** Work instructions **
Locate every line in the records below that contains the word "Marianne", and copy each one.

---+---

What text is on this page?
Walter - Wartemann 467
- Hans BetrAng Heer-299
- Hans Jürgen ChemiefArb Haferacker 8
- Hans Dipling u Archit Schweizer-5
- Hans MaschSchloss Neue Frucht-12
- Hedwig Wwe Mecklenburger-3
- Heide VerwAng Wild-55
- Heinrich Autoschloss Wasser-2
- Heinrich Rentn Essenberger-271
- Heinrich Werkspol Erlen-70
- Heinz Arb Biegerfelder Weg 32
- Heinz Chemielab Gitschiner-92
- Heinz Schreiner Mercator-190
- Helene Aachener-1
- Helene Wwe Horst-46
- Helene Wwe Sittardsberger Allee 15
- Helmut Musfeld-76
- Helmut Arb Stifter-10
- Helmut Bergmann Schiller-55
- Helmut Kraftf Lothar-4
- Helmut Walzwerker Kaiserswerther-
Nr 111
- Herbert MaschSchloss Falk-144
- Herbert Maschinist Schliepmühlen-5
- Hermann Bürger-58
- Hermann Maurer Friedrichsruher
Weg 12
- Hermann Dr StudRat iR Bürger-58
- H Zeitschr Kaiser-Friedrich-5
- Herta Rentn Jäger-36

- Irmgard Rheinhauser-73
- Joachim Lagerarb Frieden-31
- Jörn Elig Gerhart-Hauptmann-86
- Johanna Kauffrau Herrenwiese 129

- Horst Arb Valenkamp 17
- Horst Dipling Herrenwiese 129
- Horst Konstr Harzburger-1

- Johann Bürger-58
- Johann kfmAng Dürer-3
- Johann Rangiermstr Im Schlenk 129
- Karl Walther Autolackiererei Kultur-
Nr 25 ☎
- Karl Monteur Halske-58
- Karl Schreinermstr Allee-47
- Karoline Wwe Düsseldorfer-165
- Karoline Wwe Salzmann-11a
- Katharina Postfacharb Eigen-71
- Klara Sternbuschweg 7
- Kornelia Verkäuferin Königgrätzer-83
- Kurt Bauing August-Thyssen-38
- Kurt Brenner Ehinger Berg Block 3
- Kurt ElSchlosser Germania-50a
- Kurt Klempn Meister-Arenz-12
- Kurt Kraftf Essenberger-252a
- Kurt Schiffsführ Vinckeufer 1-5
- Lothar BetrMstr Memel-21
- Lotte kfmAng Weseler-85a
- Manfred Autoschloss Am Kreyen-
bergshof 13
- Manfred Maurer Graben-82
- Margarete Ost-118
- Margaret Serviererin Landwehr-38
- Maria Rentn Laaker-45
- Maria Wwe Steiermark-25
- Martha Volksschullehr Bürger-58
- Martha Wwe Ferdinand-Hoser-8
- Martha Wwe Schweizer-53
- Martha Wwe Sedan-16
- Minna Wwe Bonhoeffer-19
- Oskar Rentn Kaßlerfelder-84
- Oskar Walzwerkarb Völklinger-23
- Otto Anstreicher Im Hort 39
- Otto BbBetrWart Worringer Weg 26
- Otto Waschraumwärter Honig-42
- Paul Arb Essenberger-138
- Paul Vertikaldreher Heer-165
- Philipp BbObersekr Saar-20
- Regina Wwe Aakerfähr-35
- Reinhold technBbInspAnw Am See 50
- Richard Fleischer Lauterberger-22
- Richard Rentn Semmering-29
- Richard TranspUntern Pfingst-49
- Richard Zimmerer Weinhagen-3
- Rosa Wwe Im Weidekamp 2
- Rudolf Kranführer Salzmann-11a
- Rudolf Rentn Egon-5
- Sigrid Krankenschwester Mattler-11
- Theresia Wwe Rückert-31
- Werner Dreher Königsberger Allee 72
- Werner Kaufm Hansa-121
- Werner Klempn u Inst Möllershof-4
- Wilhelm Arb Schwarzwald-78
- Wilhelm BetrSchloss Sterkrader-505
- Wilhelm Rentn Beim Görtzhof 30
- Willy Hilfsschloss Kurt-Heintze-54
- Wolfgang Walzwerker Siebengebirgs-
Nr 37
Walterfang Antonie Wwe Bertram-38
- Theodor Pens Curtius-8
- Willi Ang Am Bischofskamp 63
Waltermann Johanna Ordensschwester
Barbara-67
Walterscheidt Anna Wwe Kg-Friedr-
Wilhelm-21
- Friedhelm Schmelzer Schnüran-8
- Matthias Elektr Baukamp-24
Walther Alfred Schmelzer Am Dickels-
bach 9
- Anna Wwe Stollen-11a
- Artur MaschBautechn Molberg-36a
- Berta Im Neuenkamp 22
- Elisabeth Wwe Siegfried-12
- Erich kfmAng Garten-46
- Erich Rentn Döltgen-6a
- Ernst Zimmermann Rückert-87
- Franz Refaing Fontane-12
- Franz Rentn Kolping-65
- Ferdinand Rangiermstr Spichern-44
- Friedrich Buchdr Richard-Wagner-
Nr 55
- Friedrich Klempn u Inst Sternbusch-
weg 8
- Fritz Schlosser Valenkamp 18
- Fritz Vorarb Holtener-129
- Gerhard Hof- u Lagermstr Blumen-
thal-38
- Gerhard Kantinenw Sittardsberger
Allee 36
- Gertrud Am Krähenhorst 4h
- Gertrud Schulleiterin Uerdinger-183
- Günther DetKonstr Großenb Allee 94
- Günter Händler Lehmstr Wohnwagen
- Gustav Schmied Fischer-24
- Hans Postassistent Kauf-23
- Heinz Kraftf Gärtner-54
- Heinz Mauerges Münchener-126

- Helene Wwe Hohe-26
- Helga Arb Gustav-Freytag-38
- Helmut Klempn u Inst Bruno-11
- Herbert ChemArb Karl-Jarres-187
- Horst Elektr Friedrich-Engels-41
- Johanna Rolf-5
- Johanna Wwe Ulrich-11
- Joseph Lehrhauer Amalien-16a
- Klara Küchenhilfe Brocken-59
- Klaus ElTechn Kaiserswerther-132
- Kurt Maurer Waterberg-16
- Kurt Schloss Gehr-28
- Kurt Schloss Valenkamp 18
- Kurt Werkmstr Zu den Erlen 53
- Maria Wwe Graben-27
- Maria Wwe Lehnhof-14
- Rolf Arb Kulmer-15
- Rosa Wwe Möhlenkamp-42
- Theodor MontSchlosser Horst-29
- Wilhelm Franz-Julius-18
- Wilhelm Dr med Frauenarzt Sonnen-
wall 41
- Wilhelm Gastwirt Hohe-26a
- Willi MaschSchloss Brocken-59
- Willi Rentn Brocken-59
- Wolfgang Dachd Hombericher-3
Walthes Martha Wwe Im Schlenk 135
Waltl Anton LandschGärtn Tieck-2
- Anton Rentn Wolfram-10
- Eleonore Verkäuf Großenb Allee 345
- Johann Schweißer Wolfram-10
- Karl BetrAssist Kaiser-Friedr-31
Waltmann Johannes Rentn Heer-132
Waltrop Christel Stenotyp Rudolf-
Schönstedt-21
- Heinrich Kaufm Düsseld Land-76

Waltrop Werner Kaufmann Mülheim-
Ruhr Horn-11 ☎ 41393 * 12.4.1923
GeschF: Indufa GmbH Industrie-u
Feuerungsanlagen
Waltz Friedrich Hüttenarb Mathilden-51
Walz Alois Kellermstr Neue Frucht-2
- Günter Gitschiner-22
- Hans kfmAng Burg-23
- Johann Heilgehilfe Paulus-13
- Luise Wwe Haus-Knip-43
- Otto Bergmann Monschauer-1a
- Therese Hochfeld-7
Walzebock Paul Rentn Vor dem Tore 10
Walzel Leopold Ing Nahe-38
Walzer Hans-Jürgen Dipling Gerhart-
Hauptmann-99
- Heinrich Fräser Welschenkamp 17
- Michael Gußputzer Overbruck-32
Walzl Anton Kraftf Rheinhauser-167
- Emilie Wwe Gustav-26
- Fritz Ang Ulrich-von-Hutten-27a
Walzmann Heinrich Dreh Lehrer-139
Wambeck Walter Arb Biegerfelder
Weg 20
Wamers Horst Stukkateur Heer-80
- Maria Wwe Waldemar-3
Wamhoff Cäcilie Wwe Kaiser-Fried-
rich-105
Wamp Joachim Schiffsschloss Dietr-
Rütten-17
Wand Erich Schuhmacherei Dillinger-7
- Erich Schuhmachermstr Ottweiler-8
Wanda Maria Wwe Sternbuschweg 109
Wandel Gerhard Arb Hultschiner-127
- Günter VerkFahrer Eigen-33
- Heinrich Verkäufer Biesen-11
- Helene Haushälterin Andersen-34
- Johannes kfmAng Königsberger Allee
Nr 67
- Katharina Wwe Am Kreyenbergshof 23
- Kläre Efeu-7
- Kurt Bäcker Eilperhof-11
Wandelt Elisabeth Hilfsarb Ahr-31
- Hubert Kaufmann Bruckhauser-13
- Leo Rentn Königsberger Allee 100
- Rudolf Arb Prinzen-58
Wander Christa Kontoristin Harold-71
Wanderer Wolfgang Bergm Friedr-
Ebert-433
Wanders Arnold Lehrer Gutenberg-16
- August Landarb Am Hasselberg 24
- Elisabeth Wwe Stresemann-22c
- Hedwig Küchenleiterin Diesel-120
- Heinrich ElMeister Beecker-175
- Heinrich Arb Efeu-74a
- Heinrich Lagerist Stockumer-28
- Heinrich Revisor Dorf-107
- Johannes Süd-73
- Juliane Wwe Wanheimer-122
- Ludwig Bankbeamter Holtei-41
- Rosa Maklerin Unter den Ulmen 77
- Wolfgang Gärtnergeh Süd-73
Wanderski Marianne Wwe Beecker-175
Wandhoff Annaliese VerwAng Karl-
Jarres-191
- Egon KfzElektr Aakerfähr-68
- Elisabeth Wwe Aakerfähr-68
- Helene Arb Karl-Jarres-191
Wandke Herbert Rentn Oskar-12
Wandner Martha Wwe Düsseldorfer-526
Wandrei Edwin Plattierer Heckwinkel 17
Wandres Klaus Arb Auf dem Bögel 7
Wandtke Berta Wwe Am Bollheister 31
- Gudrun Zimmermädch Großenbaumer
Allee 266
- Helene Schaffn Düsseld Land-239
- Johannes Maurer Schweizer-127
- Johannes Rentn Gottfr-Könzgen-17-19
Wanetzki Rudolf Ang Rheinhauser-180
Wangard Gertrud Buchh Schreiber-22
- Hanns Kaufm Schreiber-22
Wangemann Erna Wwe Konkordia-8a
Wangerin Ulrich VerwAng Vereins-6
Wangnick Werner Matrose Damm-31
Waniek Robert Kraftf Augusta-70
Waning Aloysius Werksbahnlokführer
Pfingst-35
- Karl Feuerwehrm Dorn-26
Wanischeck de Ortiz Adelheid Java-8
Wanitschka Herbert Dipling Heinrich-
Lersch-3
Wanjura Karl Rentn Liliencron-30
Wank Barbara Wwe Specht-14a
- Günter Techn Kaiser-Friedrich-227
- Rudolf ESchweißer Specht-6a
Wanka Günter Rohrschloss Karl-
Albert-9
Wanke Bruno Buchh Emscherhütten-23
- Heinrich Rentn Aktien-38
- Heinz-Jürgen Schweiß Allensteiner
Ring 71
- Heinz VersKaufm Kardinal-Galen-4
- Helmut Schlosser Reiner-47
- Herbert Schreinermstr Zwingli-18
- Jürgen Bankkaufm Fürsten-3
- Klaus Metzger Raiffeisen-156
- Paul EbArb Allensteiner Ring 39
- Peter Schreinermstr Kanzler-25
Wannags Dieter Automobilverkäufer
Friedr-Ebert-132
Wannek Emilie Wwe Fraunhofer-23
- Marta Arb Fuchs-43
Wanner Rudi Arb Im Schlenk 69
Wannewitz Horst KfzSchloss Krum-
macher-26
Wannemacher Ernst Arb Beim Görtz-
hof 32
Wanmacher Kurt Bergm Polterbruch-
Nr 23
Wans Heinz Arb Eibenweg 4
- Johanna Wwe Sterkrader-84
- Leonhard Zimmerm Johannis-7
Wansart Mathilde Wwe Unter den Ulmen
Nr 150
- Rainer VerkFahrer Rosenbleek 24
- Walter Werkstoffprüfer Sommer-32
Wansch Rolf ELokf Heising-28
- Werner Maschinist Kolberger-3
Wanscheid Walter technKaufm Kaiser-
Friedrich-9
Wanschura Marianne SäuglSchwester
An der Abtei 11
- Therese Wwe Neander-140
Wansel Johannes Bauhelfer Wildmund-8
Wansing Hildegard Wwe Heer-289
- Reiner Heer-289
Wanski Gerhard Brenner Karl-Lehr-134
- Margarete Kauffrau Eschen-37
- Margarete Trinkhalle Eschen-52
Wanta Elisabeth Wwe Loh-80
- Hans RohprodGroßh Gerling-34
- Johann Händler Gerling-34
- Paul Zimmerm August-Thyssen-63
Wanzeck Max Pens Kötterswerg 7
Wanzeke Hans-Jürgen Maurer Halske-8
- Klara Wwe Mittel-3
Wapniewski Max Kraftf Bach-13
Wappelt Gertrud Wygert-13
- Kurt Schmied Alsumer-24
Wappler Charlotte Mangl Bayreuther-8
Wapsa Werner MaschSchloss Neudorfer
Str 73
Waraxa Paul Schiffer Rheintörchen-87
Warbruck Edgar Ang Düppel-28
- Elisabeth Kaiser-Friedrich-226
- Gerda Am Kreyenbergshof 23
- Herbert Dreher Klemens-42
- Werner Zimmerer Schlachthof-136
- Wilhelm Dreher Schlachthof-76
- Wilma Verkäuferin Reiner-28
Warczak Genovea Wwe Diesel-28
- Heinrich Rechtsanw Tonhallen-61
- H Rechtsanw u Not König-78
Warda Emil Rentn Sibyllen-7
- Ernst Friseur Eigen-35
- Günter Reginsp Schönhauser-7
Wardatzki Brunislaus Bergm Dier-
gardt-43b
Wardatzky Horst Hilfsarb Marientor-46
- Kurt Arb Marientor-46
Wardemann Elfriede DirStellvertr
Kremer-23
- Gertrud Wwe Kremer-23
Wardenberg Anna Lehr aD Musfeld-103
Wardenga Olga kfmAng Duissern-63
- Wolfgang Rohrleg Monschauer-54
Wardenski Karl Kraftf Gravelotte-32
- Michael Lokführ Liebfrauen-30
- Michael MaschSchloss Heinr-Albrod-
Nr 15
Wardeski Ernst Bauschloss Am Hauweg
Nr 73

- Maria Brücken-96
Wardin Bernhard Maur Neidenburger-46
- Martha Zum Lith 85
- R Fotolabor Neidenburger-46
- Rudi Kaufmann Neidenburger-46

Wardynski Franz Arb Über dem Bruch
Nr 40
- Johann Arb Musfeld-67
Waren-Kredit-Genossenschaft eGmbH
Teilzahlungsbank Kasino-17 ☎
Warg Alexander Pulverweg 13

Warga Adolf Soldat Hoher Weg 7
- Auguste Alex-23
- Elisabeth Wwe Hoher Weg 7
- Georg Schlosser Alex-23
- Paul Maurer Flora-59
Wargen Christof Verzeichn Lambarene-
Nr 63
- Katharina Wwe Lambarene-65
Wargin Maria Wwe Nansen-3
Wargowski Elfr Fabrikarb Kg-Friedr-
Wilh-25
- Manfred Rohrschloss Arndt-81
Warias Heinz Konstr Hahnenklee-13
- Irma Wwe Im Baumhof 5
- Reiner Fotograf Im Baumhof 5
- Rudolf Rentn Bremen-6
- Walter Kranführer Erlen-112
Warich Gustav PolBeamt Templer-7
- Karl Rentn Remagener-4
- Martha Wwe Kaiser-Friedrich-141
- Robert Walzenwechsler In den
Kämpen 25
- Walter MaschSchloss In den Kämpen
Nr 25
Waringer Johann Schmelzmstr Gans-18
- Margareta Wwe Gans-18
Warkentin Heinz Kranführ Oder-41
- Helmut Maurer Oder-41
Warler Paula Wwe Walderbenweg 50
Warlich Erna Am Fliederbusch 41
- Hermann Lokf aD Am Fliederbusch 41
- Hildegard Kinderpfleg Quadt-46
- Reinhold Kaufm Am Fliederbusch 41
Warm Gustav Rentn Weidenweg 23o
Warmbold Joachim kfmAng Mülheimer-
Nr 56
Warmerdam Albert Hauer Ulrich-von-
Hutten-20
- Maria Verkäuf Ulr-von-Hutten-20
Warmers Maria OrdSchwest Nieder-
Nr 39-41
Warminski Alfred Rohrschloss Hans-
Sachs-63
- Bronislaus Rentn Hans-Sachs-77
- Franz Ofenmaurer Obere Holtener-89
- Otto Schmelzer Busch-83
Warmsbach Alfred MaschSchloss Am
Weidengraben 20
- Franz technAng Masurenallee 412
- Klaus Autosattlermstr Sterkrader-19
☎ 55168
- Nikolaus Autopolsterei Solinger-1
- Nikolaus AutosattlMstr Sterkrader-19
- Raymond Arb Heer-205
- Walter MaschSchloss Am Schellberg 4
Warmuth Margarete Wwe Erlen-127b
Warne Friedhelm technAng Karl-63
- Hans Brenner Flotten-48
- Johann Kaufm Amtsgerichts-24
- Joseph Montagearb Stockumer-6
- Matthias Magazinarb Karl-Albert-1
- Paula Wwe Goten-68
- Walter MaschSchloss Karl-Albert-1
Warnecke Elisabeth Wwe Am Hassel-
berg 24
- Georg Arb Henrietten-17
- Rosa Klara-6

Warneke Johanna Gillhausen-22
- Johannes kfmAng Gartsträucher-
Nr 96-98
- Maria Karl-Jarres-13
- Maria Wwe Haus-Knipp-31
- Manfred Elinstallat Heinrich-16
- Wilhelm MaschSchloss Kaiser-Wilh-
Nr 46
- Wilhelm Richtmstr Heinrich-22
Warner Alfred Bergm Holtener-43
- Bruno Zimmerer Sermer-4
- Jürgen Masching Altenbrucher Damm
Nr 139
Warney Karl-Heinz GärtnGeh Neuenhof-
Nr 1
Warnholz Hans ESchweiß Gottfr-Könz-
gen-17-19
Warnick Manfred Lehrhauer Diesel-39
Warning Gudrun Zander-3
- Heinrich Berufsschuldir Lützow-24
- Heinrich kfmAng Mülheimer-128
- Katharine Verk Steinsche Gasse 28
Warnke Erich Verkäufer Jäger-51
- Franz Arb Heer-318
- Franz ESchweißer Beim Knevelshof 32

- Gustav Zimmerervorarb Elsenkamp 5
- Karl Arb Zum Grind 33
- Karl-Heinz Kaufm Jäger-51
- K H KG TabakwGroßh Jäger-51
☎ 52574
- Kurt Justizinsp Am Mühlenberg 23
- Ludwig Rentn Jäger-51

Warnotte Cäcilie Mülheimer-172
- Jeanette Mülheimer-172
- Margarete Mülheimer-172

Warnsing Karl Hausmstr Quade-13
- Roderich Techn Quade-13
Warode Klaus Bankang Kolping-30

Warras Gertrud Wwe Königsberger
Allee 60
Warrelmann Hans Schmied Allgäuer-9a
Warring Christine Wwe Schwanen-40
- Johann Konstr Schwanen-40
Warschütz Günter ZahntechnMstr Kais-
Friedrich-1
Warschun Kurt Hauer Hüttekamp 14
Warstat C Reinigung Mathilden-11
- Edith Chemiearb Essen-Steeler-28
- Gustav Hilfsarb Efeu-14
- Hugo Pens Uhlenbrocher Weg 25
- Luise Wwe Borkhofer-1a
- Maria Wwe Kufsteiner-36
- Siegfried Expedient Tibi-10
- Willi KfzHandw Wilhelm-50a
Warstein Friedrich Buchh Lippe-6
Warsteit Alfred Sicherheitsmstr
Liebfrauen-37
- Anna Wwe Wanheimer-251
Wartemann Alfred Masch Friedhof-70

---+---

** Exercise response **
Wanderski Marianne Wwe Beecker-175
Wanschura Marianne SäuglSchwester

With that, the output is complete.